=== DATA SUPPLIED ===

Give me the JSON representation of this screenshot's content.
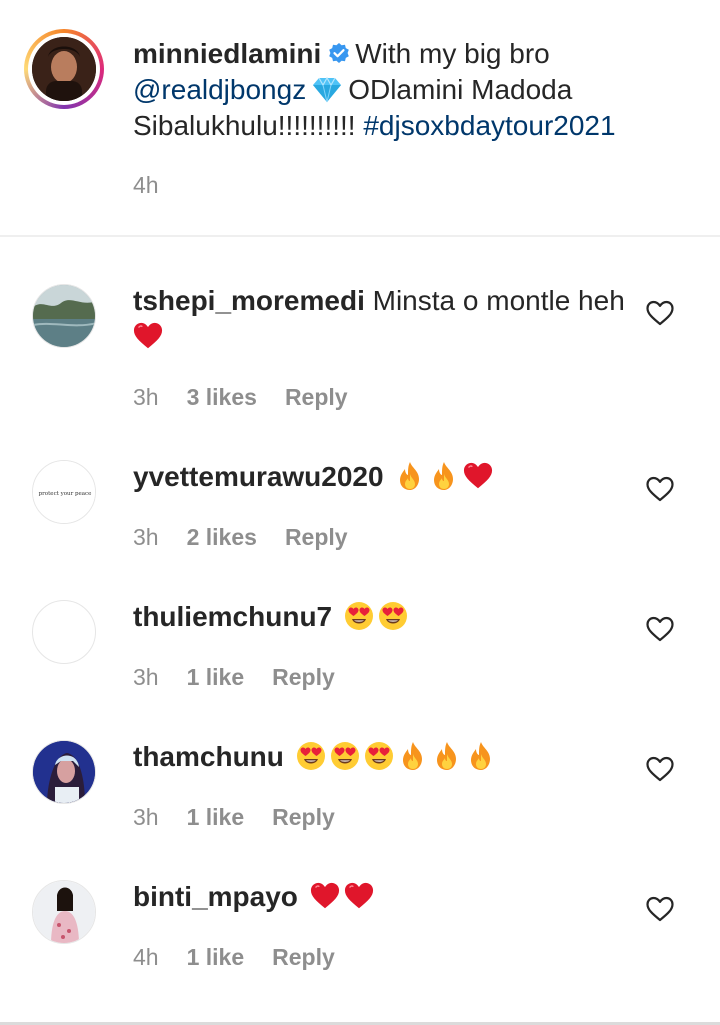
{
  "caption": {
    "username": "minniedlamini",
    "text_part1": "With my big bro",
    "mention": "@realdjbongz",
    "text_part2": "ODlamini Madoda Sibalukhulu!!!!!!!!!!",
    "hashtag": "#djsoxbdaytour2021",
    "time": "4h",
    "emoji": "gem-icon"
  },
  "comments": [
    {
      "username": "tshepi_moremedi",
      "text": "Minsta o montle heh",
      "emojis": [
        "red-heart-icon"
      ],
      "time": "3h",
      "likes": "3 likes",
      "reply": "Reply"
    },
    {
      "username": "yvettemurawu2020",
      "text": "",
      "emojis": [
        "fire-icon",
        "fire-icon",
        "red-heart-icon"
      ],
      "avatar_text": "protect your peace",
      "time": "3h",
      "likes": "2 likes",
      "reply": "Reply"
    },
    {
      "username": "thuliemchunu7",
      "text": "",
      "emojis": [
        "heart-eyes-icon",
        "heart-eyes-icon"
      ],
      "time": "3h",
      "likes": "1 like",
      "reply": "Reply"
    },
    {
      "username": "thamchunu",
      "text": "",
      "emojis": [
        "heart-eyes-icon",
        "heart-eyes-icon",
        "heart-eyes-icon",
        "fire-icon",
        "fire-icon",
        "fire-icon"
      ],
      "time": "3h",
      "likes": "1 like",
      "reply": "Reply"
    },
    {
      "username": "binti_mpayo",
      "text": "",
      "emojis": [
        "red-heart-icon",
        "red-heart-icon"
      ],
      "time": "4h",
      "likes": "1 like",
      "reply": "Reply"
    }
  ],
  "colors": {
    "text": "#262626",
    "secondary": "#8e8e8e",
    "link": "#00376b",
    "verified": "#3897f0",
    "heart": "#ed4956"
  }
}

===

▶ _PROBLEM_
Omit the pictures and output all of the other material exactly.

▶ _SOLUTION TO THIS TASK_
Give me the JSON representation of this screenshot's content.
{
  "caption": {
    "username": "minniedlamini",
    "text_part1": "With my big bro",
    "mention": "@realdjbongz",
    "text_part2": "ODlamini Madoda Sibalukhulu!!!!!!!!!!",
    "hashtag": "#djsoxbdaytour2021",
    "time": "4h",
    "emoji": "gem-icon"
  },
  "comments": [
    {
      "username": "tshepi_moremedi",
      "text": "Minsta o montle heh",
      "emojis": [
        "red-heart-icon"
      ],
      "time": "3h",
      "likes": "3 likes",
      "reply": "Reply"
    },
    {
      "username": "yvettemurawu2020",
      "text": "",
      "emojis": [
        "fire-icon",
        "fire-icon",
        "red-heart-icon"
      ],
      "avatar_text": "protect your peace",
      "time": "3h",
      "likes": "2 likes",
      "reply": "Reply"
    },
    {
      "username": "thuliemchunu7",
      "text": "",
      "emojis": [
        "heart-eyes-icon",
        "heart-eyes-icon"
      ],
      "time": "3h",
      "likes": "1 like",
      "reply": "Reply"
    },
    {
      "username": "thamchunu",
      "text": "",
      "emojis": [
        "heart-eyes-icon",
        "heart-eyes-icon",
        "heart-eyes-icon",
        "fire-icon",
        "fire-icon",
        "fire-icon"
      ],
      "time": "3h",
      "likes": "1 like",
      "reply": "Reply"
    },
    {
      "username": "binti_mpayo",
      "text": "",
      "emojis": [
        "red-heart-icon",
        "red-heart-icon"
      ],
      "time": "4h",
      "likes": "1 like",
      "reply": "Reply"
    }
  ],
  "colors": {
    "text": "#262626",
    "secondary": "#8e8e8e",
    "link": "#00376b",
    "verified": "#3897f0",
    "heart": "#ed4956"
  }
}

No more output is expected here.